WHAT THE EXERCISE ASKS
Find every line with "educational" in it, then report how many there are and nothing more.

DATA RECORDS
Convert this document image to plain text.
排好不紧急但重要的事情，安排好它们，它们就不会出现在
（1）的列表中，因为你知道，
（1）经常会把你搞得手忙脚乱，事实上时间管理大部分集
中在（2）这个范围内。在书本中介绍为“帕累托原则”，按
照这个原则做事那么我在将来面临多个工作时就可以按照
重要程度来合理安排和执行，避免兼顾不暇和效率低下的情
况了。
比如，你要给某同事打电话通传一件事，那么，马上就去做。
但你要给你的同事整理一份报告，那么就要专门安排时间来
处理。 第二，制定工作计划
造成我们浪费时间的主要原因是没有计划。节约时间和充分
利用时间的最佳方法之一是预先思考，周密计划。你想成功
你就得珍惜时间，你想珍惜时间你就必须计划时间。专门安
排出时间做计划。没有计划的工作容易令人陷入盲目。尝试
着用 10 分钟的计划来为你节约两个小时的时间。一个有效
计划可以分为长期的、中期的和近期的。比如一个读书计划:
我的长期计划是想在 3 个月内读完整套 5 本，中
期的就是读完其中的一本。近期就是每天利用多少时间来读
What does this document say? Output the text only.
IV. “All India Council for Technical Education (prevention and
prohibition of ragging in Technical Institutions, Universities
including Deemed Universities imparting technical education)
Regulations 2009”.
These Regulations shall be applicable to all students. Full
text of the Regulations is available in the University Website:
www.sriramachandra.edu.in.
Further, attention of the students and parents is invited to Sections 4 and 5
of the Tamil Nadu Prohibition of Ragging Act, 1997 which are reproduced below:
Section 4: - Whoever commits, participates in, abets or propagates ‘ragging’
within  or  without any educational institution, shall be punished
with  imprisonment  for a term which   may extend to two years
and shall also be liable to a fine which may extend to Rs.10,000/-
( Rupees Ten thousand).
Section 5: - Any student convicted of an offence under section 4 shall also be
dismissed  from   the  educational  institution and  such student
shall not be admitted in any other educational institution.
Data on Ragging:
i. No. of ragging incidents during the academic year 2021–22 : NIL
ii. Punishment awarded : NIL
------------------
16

SOLVED EXERCISE
3